**DIRECTION:** From the listing below, pull out all lines with "content" in them.

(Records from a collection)
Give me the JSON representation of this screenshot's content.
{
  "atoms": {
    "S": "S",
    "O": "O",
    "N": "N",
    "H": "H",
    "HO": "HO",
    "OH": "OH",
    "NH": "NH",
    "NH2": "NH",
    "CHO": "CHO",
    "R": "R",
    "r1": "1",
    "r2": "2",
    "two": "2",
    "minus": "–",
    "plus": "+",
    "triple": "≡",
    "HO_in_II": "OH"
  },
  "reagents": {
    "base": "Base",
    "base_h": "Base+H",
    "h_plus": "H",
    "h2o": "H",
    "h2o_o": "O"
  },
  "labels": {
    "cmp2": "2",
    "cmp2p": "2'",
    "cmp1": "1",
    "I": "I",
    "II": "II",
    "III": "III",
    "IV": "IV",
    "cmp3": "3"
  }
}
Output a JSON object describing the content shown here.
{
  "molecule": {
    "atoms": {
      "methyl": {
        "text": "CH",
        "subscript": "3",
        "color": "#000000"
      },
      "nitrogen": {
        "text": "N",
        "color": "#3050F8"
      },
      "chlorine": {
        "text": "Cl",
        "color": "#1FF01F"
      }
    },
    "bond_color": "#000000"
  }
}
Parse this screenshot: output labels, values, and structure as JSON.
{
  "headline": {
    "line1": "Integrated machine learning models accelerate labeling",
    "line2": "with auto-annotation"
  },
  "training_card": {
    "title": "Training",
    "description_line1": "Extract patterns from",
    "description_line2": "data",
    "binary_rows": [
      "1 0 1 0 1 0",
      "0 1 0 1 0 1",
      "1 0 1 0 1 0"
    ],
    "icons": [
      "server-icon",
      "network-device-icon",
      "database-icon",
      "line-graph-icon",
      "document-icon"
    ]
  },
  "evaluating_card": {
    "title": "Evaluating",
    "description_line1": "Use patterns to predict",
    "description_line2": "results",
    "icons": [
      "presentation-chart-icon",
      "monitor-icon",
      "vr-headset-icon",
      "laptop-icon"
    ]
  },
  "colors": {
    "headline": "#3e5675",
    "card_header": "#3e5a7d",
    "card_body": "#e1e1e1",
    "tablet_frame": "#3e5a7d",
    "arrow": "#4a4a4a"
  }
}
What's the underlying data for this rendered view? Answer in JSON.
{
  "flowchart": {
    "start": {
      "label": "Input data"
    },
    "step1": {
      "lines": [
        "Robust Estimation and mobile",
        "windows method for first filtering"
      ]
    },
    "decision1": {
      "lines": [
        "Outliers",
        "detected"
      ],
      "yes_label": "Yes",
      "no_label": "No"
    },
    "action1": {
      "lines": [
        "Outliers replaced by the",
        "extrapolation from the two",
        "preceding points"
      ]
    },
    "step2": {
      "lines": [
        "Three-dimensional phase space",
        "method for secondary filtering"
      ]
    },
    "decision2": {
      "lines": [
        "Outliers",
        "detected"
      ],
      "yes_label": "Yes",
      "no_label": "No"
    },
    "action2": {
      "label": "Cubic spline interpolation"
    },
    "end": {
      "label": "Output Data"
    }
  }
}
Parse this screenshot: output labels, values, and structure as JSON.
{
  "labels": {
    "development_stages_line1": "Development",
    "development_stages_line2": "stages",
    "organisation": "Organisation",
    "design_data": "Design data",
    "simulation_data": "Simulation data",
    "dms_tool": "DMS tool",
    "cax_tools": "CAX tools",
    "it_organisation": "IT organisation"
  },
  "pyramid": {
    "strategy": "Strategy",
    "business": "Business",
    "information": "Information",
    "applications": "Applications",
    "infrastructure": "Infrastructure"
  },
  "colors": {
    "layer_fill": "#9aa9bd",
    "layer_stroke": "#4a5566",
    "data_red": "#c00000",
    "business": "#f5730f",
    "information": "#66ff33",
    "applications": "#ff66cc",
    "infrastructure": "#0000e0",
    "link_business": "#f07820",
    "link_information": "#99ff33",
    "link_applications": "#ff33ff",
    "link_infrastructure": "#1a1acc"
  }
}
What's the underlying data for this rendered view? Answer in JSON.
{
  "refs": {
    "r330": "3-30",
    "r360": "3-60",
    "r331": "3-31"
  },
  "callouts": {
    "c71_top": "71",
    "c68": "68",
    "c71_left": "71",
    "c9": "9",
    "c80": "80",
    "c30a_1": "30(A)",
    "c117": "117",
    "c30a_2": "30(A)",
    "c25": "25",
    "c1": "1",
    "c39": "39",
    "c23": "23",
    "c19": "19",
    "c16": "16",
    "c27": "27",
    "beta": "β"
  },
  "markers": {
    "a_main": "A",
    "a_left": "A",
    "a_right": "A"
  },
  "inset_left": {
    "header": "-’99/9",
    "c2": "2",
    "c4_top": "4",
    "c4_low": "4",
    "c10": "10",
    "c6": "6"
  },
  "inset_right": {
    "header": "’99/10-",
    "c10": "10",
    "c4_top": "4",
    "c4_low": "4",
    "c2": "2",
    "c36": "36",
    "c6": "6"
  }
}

**WRITTEN SOLUTION:**
Give me the JSON representation of this screenshot's content.
Output a JSON object describing the content shown here.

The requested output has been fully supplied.